STATED TASK -
The data below must be copied in full and without any change.

#### DATA SECTION ####

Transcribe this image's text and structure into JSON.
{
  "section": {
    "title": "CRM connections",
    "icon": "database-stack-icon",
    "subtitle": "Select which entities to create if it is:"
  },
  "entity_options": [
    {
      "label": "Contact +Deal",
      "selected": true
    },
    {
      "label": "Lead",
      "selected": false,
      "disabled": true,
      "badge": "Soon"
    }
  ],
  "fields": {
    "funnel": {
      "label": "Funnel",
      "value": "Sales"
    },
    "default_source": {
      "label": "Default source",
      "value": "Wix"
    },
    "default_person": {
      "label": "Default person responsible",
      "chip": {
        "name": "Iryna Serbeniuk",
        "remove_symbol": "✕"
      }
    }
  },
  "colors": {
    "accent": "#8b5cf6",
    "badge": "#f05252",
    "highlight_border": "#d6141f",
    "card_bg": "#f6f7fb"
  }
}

####

TASK OUTPUT -
Transcribe this image's text and structure into JSON.
{
  "section": {
    "title": "CRM connections",
    "icon": "database-stack-icon",
    "subtitle": "Select which entities to create if it is:"
  },
  "entity_options": [
    {
      "label": "Contact +Deal",
      "selected": true
    },
    {
      "label": "Lead",
      "selected": false,
      "disabled": true,
      "badge": "Soon"
    }
  ],
  "fields": {
    "funnel": {
      "label": "Funnel",
      "value": "Sales"
    },
    "default_source": {
      "label": "Default source",
      "value": "Wix"
    },
    "default_person": {
      "label": "Default person responsible",
      "chip": {
        "name": "Iryna Serbeniuk",
        "remove_symbol": "✕"
      }
    }
  },
  "colors": {
    "accent": "#8b5cf6",
    "badge": "#f05252",
    "highlight_border": "#d6141f",
    "card_bg": "#f6f7fb"
  }
}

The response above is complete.